Extracted records
════════

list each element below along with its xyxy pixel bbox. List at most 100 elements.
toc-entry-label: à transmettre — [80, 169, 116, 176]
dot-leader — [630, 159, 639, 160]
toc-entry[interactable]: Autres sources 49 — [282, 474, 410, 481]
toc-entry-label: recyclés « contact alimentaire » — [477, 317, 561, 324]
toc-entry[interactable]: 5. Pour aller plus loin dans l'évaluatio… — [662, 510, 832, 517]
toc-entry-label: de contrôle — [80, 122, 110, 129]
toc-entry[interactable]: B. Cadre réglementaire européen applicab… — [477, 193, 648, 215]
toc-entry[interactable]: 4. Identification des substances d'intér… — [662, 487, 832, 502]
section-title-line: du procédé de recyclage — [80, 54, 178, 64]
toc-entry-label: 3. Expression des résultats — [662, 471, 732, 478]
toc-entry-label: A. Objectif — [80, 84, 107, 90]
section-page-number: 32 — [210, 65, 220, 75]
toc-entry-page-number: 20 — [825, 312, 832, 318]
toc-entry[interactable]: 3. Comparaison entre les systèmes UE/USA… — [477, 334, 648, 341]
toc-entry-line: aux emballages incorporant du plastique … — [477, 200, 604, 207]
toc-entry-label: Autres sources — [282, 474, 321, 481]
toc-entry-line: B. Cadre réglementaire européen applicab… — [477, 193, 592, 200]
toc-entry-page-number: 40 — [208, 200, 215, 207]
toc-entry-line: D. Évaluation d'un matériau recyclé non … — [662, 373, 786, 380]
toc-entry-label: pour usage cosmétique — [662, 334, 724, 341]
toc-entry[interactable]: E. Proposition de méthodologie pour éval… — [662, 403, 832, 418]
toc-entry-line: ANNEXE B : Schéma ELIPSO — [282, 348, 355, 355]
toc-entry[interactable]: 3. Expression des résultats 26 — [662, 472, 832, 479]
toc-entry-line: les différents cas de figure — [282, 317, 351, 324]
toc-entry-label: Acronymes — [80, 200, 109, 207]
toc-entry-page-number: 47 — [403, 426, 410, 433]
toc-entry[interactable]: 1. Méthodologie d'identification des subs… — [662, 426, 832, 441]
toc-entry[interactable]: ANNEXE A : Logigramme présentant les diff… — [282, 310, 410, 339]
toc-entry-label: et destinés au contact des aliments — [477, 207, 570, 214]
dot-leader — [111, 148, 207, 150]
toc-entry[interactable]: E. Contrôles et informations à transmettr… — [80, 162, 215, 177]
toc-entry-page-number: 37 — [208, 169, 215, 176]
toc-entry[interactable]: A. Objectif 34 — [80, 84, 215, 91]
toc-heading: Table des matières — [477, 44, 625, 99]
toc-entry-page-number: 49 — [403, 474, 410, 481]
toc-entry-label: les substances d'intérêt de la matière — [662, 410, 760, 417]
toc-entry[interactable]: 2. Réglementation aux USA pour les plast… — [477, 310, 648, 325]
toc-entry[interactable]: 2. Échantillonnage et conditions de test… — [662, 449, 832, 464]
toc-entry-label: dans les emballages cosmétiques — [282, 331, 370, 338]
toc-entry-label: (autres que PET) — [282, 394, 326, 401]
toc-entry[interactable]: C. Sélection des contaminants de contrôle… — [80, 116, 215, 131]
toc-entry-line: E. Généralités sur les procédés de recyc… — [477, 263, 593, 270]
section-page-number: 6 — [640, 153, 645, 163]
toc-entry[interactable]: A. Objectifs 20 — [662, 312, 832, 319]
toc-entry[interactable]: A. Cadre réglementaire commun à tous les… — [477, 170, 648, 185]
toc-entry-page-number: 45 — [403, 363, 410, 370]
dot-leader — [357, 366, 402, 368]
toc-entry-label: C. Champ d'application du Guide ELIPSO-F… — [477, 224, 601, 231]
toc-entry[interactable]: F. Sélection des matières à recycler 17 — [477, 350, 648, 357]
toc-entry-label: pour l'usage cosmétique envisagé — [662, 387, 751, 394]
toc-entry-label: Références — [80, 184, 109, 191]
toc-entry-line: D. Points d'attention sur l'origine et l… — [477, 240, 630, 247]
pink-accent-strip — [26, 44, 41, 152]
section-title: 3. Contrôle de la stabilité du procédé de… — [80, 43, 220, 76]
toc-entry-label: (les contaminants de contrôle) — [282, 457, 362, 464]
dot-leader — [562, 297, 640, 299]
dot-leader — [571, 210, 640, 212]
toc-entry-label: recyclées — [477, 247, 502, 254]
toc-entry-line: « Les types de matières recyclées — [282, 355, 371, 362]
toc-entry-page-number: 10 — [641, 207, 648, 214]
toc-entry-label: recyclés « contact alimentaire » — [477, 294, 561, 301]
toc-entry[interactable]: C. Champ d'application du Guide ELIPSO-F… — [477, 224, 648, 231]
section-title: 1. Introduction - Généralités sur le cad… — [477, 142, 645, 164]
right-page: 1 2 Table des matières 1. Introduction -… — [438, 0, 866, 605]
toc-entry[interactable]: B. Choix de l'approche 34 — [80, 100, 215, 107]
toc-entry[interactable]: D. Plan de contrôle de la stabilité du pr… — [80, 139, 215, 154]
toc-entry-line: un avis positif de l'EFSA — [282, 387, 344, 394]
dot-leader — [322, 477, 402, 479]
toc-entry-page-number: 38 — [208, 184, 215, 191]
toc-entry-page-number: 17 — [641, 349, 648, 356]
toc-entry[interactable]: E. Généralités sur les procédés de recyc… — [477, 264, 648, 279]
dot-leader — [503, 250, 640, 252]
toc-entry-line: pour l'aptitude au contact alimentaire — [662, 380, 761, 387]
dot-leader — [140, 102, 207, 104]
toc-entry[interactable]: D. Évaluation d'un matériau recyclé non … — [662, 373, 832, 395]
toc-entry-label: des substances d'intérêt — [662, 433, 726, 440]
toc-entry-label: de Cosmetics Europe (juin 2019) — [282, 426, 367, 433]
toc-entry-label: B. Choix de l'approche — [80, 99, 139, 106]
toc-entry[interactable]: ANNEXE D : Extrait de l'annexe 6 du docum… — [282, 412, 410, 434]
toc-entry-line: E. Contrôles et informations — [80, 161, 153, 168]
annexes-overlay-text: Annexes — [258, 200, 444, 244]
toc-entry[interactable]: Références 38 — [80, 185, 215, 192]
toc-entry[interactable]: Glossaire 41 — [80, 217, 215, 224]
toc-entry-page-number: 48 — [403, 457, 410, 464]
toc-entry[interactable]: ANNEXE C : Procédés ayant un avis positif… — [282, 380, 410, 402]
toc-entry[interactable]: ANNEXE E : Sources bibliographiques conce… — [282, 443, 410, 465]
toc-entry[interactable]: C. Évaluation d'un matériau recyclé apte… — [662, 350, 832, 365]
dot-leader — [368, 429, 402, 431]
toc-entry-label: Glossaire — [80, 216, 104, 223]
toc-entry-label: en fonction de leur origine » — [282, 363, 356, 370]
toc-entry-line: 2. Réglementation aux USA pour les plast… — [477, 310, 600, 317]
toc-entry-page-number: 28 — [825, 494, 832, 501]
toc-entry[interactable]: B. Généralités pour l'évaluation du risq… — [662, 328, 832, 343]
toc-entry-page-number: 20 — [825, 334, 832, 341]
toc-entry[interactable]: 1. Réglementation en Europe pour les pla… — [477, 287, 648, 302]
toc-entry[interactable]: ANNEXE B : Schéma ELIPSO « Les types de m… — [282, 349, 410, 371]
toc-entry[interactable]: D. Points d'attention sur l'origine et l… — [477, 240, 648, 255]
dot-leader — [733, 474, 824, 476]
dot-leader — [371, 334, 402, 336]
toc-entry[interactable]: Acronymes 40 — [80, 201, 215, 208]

════════

Copy every line of the data above verbatim.

→ TASK ANSWER
list each element below along with its xyxy pixel bbox. List at most 100 elements.
toc-entry-label: à transmettre — [80, 169, 116, 176]
dot-leader — [630, 159, 639, 160]
toc-entry[interactable]: Autres sources 49 — [282, 474, 410, 481]
toc-entry-label: recyclés « contact alimentaire » — [477, 317, 561, 324]
toc-entry[interactable]: 5. Pour aller plus loin dans l'évaluatio… — [662, 510, 832, 517]
toc-entry-label: de contrôle — [80, 122, 110, 129]
toc-entry[interactable]: B. Cadre réglementaire européen applicab… — [477, 193, 648, 215]
toc-entry[interactable]: 4. Identification des substances d'intér… — [662, 487, 832, 502]
section-title-line: du procédé de recyclage — [80, 54, 178, 64]
toc-entry-label: 3. Expression des résultats — [662, 471, 732, 478]
toc-entry-label: A. Objectif — [80, 84, 107, 90]
section-page-number: 32 — [210, 65, 220, 75]
toc-entry-page-number: 20 — [825, 312, 832, 318]
toc-entry[interactable]: 3. Comparaison entre les systèmes UE/USA… — [477, 334, 648, 341]
toc-entry-line: aux emballages incorporant du plastique … — [477, 200, 604, 207]
toc-entry-label: Autres sources — [282, 474, 321, 481]
toc-entry-line: B. Cadre réglementaire européen applicab… — [477, 193, 592, 200]
toc-entry-page-number: 40 — [208, 200, 215, 207]
toc-entry-line: D. Évaluation d'un matériau recyclé non … — [662, 373, 786, 380]
toc-entry-label: pour usage cosmétique — [662, 334, 724, 341]
toc-entry[interactable]: E. Proposition de méthodologie pour éval… — [662, 403, 832, 418]
toc-entry-line: ANNEXE B : Schéma ELIPSO — [282, 348, 355, 355]
toc-entry[interactable]: 3. Expression des résultats 26 — [662, 472, 832, 479]
toc-entry-line: les différents cas de figure — [282, 317, 351, 324]
toc-entry-label: Acronymes — [80, 200, 109, 207]
toc-entry-page-number: 47 — [403, 426, 410, 433]
toc-entry[interactable]: 1. Méthodologie d'identification des subs… — [662, 426, 832, 441]
toc-entry[interactable]: ANNEXE A : Logigramme présentant les diff… — [282, 310, 410, 339]
toc-entry-label: et destinés au contact des aliments — [477, 207, 570, 214]
dot-leader — [111, 148, 207, 150]
toc-entry[interactable]: E. Contrôles et informations à transmettr… — [80, 162, 215, 177]
toc-entry-page-number: 37 — [208, 169, 215, 176]
toc-entry[interactable]: A. Objectif 34 — [80, 84, 215, 91]
toc-heading: Table des matières — [477, 44, 625, 99]
toc-entry-page-number: 49 — [403, 474, 410, 481]
toc-entry-label: les substances d'intérêt de la matière — [662, 410, 760, 417]
toc-entry[interactable]: 2. Réglementation aux USA pour les plast… — [477, 310, 648, 325]
toc-entry[interactable]: 2. Échantillonnage et conditions de test… — [662, 449, 832, 464]
toc-entry-label: dans les emballages cosmétiques — [282, 331, 370, 338]
toc-entry-label: (autres que PET) — [282, 394, 326, 401]
toc-entry[interactable]: C. Sélection des contaminants de contrôle… — [80, 116, 215, 131]
toc-entry-line: E. Généralités sur les procédés de recyc… — [477, 263, 593, 270]
section-page-number: 6 — [640, 153, 645, 163]
toc-entry[interactable]: A. Objectifs 20 — [662, 312, 832, 319]
toc-entry[interactable]: A. Cadre réglementaire commun à tous les… — [477, 170, 648, 185]
toc-entry-page-number: 45 — [403, 363, 410, 370]
dot-leader — [357, 366, 402, 368]
toc-entry-label: C. Champ d'application du Guide ELIPSO-F… — [477, 224, 601, 231]
toc-entry[interactable]: F. Sélection des matières à recycler 17 — [477, 350, 648, 357]
toc-entry-label: pour l'usage cosmétique envisagé — [662, 387, 751, 394]
toc-entry-label: Références — [80, 184, 109, 191]
toc-entry-line: D. Points d'attention sur l'origine et l… — [477, 240, 630, 247]
pink-accent-strip — [26, 44, 41, 152]
section-title: 3. Contrôle de la stabilité du procédé de… — [80, 43, 220, 76]
toc-entry-label: (les contaminants de contrôle) — [282, 457, 362, 464]
dot-leader — [562, 297, 640, 299]
dot-leader — [571, 210, 640, 212]
toc-entry-label: recyclées — [477, 247, 502, 254]
toc-entry-line: « Les types de matières recyclées — [282, 355, 371, 362]
toc-entry-page-number: 10 — [641, 207, 648, 214]
toc-entry-label: recyclés « contact alimentaire » — [477, 294, 561, 301]
toc-entry[interactable]: C. Champ d'application du Guide ELIPSO-F… — [477, 224, 648, 231]
section-title: 1. Introduction - Généralités sur le cad… — [477, 142, 645, 164]
right-page: 1 2 Table des matières 1. Introduction -… — [438, 0, 866, 605]
toc-entry[interactable]: B. Choix de l'approche 34 — [80, 100, 215, 107]
toc-entry[interactable]: D. Plan de contrôle de la stabilité du pr… — [80, 139, 215, 154]
toc-entry-line: un avis positif de l'EFSA — [282, 387, 344, 394]
dot-leader — [322, 477, 402, 479]
toc-entry-page-number: 38 — [208, 184, 215, 191]
toc-entry-page-number: 17 — [641, 349, 648, 356]
toc-entry[interactable]: E. Généralités sur les procédés de recyc… — [477, 264, 648, 279]
dot-leader — [503, 250, 640, 252]
toc-entry-line: pour l'aptitude au contact alimentaire — [662, 380, 761, 387]
dot-leader — [140, 102, 207, 104]
toc-entry[interactable]: D. Évaluation d'un matériau recyclé non … — [662, 373, 832, 395]
toc-entry-label: des substances d'intérêt — [662, 433, 726, 440]
toc-entry-label: de Cosmetics Europe (juin 2019) — [282, 426, 367, 433]
toc-entry-label: B. Choix de l'approche — [80, 99, 139, 106]
toc-entry[interactable]: ANNEXE D : Extrait de l'annexe 6 du docum… — [282, 412, 410, 434]
toc-entry-line: E. Contrôles et informations — [80, 161, 153, 168]
annexes-overlay-text: Annexes — [258, 200, 444, 244]
toc-entry[interactable]: Références 38 — [80, 185, 215, 192]
toc-entry[interactable]: Glossaire 41 — [80, 217, 215, 224]
toc-entry-page-number: 48 — [403, 457, 410, 464]
toc-entry[interactable]: ANNEXE C : Procédés ayant un avis positif… — [282, 380, 410, 402]
toc-entry[interactable]: ANNEXE E : Sources bibliographiques conce… — [282, 443, 410, 465]
toc-entry[interactable]: C. Évaluation d'un matériau recyclé apte… — [662, 350, 832, 365]
dot-leader — [368, 429, 402, 431]
toc-entry-label: Glossaire — [80, 216, 104, 223]
toc-entry-label: en fonction de leur origine » — [282, 363, 356, 370]
toc-entry-line: 2. Réglementation aux USA pour les plast… — [477, 310, 600, 317]
toc-entry-page-number: 28 — [825, 494, 832, 501]
toc-entry[interactable]: B. Généralités pour l'évaluation du risq… — [662, 328, 832, 343]
toc-entry-page-number: 20 — [825, 334, 832, 341]
toc-entry[interactable]: 1. Réglementation en Europe pour les pla… — [477, 287, 648, 302]
toc-entry[interactable]: ANNEXE B : Schéma ELIPSO « Les types de m… — [282, 349, 410, 371]
toc-entry[interactable]: D. Points d'attention sur l'origine et l… — [477, 240, 648, 255]
dot-leader — [733, 474, 824, 476]
dot-leader — [371, 334, 402, 336]
toc-entry[interactable]: Acronymes 40 — [80, 201, 215, 208]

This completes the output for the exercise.